■ **THE EXERCISE**
Restate the entries below verbatim.

■ **INFORMATION GIVEN**
-------
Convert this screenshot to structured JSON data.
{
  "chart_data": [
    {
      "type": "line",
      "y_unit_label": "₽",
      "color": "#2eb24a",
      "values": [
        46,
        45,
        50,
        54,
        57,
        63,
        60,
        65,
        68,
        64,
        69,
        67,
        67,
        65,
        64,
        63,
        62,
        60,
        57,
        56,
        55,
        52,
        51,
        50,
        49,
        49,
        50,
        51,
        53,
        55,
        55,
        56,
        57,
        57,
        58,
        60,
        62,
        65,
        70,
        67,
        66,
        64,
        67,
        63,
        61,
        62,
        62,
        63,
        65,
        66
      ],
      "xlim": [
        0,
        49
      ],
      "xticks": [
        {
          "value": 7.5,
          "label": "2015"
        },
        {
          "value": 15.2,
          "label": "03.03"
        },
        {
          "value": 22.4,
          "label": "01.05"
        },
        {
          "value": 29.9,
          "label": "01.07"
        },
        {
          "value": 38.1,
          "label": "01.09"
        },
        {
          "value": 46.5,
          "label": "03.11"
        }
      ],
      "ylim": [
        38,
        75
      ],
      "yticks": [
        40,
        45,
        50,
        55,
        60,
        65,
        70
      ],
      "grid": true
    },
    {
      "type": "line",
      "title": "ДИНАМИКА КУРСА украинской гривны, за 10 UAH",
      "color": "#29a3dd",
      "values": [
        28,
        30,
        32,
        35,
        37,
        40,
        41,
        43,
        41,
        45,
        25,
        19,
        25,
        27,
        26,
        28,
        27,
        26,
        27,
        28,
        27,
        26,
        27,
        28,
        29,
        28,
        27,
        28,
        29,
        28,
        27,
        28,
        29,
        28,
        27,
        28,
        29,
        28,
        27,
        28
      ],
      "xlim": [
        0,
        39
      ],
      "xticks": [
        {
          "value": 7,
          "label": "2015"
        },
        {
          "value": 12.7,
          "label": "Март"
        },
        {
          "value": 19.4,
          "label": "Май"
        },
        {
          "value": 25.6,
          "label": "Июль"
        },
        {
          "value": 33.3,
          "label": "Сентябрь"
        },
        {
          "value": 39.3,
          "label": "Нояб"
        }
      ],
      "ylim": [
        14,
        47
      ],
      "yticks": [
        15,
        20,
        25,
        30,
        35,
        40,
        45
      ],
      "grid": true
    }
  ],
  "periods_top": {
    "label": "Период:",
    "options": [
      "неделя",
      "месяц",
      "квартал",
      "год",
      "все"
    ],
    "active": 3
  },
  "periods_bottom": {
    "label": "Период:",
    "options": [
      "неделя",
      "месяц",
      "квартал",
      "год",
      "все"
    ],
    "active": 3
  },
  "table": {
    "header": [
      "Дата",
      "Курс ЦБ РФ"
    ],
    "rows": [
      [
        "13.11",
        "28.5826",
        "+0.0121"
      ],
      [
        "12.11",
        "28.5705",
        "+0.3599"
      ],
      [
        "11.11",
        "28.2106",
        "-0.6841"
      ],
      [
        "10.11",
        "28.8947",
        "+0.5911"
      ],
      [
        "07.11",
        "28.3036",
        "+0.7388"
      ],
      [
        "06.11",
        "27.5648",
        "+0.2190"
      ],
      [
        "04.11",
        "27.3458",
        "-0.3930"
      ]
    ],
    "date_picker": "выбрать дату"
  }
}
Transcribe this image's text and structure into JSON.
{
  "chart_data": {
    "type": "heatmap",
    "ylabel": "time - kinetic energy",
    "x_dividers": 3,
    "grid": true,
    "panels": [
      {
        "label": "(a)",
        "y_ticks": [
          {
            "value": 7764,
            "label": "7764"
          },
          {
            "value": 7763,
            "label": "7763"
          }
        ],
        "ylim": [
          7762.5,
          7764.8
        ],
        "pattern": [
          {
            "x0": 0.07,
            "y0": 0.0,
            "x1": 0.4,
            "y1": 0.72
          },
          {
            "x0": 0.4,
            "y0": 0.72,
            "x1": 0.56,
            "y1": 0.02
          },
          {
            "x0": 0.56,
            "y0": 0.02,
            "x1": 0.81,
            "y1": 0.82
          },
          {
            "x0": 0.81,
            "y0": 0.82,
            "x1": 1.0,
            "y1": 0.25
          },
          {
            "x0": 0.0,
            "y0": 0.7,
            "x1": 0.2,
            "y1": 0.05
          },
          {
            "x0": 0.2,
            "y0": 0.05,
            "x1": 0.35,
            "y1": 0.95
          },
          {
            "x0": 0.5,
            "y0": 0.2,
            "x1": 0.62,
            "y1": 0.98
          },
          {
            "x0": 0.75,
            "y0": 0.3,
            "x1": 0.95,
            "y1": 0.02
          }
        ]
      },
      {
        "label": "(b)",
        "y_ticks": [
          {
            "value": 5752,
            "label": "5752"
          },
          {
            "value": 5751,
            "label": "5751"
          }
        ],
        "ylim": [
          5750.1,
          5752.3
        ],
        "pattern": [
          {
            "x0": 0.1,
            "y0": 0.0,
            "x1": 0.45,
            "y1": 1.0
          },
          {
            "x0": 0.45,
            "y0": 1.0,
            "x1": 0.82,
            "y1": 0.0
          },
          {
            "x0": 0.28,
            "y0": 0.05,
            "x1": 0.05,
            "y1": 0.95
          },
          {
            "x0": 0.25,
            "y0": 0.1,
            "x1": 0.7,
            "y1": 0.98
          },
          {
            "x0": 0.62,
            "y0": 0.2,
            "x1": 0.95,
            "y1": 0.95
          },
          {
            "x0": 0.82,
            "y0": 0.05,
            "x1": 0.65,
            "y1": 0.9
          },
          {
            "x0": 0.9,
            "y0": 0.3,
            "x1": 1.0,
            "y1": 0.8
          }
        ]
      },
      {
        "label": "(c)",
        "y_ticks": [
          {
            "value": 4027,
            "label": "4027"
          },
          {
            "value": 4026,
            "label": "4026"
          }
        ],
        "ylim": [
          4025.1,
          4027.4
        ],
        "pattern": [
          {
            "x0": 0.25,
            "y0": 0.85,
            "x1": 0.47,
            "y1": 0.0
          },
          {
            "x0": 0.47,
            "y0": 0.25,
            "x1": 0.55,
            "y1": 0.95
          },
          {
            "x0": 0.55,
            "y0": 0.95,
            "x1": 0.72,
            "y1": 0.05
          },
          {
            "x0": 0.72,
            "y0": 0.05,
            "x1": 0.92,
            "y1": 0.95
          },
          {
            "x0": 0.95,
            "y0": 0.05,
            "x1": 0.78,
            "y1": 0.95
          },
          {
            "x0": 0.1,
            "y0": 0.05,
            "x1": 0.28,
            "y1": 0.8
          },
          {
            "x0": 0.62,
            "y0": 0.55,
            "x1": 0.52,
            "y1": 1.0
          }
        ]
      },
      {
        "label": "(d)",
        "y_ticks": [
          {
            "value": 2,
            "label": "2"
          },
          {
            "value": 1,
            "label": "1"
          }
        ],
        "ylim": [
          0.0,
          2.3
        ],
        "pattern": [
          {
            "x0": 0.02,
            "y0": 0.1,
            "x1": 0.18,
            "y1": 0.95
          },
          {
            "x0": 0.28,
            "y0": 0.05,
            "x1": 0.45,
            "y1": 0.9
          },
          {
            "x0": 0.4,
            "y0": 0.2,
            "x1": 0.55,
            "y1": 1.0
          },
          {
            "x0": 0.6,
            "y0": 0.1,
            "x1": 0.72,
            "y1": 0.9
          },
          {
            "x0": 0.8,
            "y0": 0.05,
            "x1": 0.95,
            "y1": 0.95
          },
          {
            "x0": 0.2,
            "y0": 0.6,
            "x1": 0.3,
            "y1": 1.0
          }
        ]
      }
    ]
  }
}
-------
■ **RESPONSE BELOW**
Convert this screenshot to structured JSON data.
{
  "chart_data": [
    {
      "type": "line",
      "y_unit_label": "₽",
      "color": "#2eb24a",
      "values": [
        46,
        45,
        50,
        54,
        57,
        63,
        60,
        65,
        68,
        64,
        69,
        67,
        67,
        65,
        64,
        63,
        62,
        60,
        57,
        56,
        55,
        52,
        51,
        50,
        49,
        49,
        50,
        51,
        53,
        55,
        55,
        56,
        57,
        57,
        58,
        60,
        62,
        65,
        70,
        67,
        66,
        64,
        67,
        63,
        61,
        62,
        62,
        63,
        65,
        66
      ],
      "xlim": [
        0,
        49
      ],
      "xticks": [
        {
          "value": 7.5,
          "label": "2015"
        },
        {
          "value": 15.2,
          "label": "03.03"
        },
        {
          "value": 22.4,
          "label": "01.05"
        },
        {
          "value": 29.9,
          "label": "01.07"
        },
        {
          "value": 38.1,
          "label": "01.09"
        },
        {
          "value": 46.5,
          "label": "03.11"
        }
      ],
      "ylim": [
        38,
        75
      ],
      "yticks": [
        40,
        45,
        50,
        55,
        60,
        65,
        70
      ],
      "grid": true
    },
    {
      "type": "line",
      "title": "ДИНАМИКА КУРСА украинской гривны, за 10 UAH",
      "color": "#29a3dd",
      "values": [
        28,
        30,
        32,
        35,
        37,
        40,
        41,
        43,
        41,
        45,
        25,
        19,
        25,
        27,
        26,
        28,
        27,
        26,
        27,
        28,
        27,
        26,
        27,
        28,
        29,
        28,
        27,
        28,
        29,
        28,
        27,
        28,
        29,
        28,
        27,
        28,
        29,
        28,
        27,
        28
      ],
      "xlim": [
        0,
        39
      ],
      "xticks": [
        {
          "value": 7,
          "label": "2015"
        },
        {
          "value": 12.7,
          "label": "Март"
        },
        {
          "value": 19.4,
          "label": "Май"
        },
        {
          "value": 25.6,
          "label": "Июль"
        },
        {
          "value": 33.3,
          "label": "Сентябрь"
        },
        {
          "value": 39.3,
          "label": "Нояб"
        }
      ],
      "ylim": [
        14,
        47
      ],
      "yticks": [
        15,
        20,
        25,
        30,
        35,
        40,
        45
      ],
      "grid": true
    }
  ],
  "periods_top": {
    "label": "Период:",
    "options": [
      "неделя",
      "месяц",
      "квартал",
      "год",
      "все"
    ],
    "active": 3
  },
  "periods_bottom": {
    "label": "Период:",
    "options": [
      "неделя",
      "месяц",
      "квартал",
      "год",
      "все"
    ],
    "active": 3
  },
  "table": {
    "header": [
      "Дата",
      "Курс ЦБ РФ"
    ],
    "rows": [
      [
        "13.11",
        "28.5826",
        "+0.0121"
      ],
      [
        "12.11",
        "28.5705",
        "+0.3599"
      ],
      [
        "11.11",
        "28.2106",
        "-0.6841"
      ],
      [
        "10.11",
        "28.8947",
        "+0.5911"
      ],
      [
        "07.11",
        "28.3036",
        "+0.7388"
      ],
      [
        "06.11",
        "27.5648",
        "+0.2190"
      ],
      [
        "04.11",
        "27.3458",
        "-0.3930"
      ]
    ],
    "date_picker": "выбрать дату"
  }
}
Transcribe this image's text and structure into JSON.
{
  "chart_data": {
    "type": "heatmap",
    "ylabel": "time - kinetic energy",
    "x_dividers": 3,
    "grid": true,
    "panels": [
      {
        "label": "(a)",
        "y_ticks": [
          {
            "value": 7764,
            "label": "7764"
          },
          {
            "value": 7763,
            "label": "7763"
          }
        ],
        "ylim": [
          7762.5,
          7764.8
        ],
        "pattern": [
          {
            "x0": 0.07,
            "y0": 0.0,
            "x1": 0.4,
            "y1": 0.72
          },
          {
            "x0": 0.4,
            "y0": 0.72,
            "x1": 0.56,
            "y1": 0.02
          },
          {
            "x0": 0.56,
            "y0": 0.02,
            "x1": 0.81,
            "y1": 0.82
          },
          {
            "x0": 0.81,
            "y0": 0.82,
            "x1": 1.0,
            "y1": 0.25
          },
          {
            "x0": 0.0,
            "y0": 0.7,
            "x1": 0.2,
            "y1": 0.05
          },
          {
            "x0": 0.2,
            "y0": 0.05,
            "x1": 0.35,
            "y1": 0.95
          },
          {
            "x0": 0.5,
            "y0": 0.2,
            "x1": 0.62,
            "y1": 0.98
          },
          {
            "x0": 0.75,
            "y0": 0.3,
            "x1": 0.95,
            "y1": 0.02
          }
        ]
      },
      {
        "label": "(b)",
        "y_ticks": [
          {
            "value": 5752,
            "label": "5752"
          },
          {
            "value": 5751,
            "label": "5751"
          }
        ],
        "ylim": [
          5750.1,
          5752.3
        ],
        "pattern": [
          {
            "x0": 0.1,
            "y0": 0.0,
            "x1": 0.45,
            "y1": 1.0
          },
          {
            "x0": 0.45,
            "y0": 1.0,
            "x1": 0.82,
            "y1": 0.0
          },
          {
            "x0": 0.28,
            "y0": 0.05,
            "x1": 0.05,
            "y1": 0.95
          },
          {
            "x0": 0.25,
            "y0": 0.1,
            "x1": 0.7,
            "y1": 0.98
          },
          {
            "x0": 0.62,
            "y0": 0.2,
            "x1": 0.95,
            "y1": 0.95
          },
          {
            "x0": 0.82,
            "y0": 0.05,
            "x1": 0.65,
            "y1": 0.9
          },
          {
            "x0": 0.9,
            "y0": 0.3,
            "x1": 1.0,
            "y1": 0.8
          }
        ]
      },
      {
        "label": "(c)",
        "y_ticks": [
          {
            "value": 4027,
            "label": "4027"
          },
          {
            "value": 4026,
            "label": "4026"
          }
        ],
        "ylim": [
          4025.1,
          4027.4
        ],
        "pattern": [
          {
            "x0": 0.25,
            "y0": 0.85,
            "x1": 0.47,
            "y1": 0.0
          },
          {
            "x0": 0.47,
            "y0": 0.25,
            "x1": 0.55,
            "y1": 0.95
          },
          {
            "x0": 0.55,
            "y0": 0.95,
            "x1": 0.72,
            "y1": 0.05
          },
          {
            "x0": 0.72,
            "y0": 0.05,
            "x1": 0.92,
            "y1": 0.95
          },
          {
            "x0": 0.95,
            "y0": 0.05,
            "x1": 0.78,
            "y1": 0.95
          },
          {
            "x0": 0.1,
            "y0": 0.05,
            "x1": 0.28,
            "y1": 0.8
          },
          {
            "x0": 0.62,
            "y0": 0.55,
            "x1": 0.52,
            "y1": 1.0
          }
        ]
      },
      {
        "label": "(d)",
        "y_ticks": [
          {
            "value": 2,
            "label": "2"
          },
          {
            "value": 1,
            "label": "1"
          }
        ],
        "ylim": [
          0.0,
          2.3
        ],
        "pattern": [
          {
            "x0": 0.02,
            "y0": 0.1,
            "x1": 0.18,
            "y1": 0.95
          },
          {
            "x0": 0.28,
            "y0": 0.05,
            "x1": 0.45,
            "y1": 0.9
          },
          {
            "x0": 0.4,
            "y0": 0.2,
            "x1": 0.55,
            "y1": 1.0
          },
          {
            "x0": 0.6,
            "y0": 0.1,
            "x1": 0.72,
            "y1": 0.9
          },
          {
            "x0": 0.8,
            "y0": 0.05,
            "x1": 0.95,
            "y1": 0.95
          },
          {
            "x0": 0.2,
            "y0": 0.6,
            "x1": 0.3,
            "y1": 1.0
          }
        ]
      }
    ]
  }
}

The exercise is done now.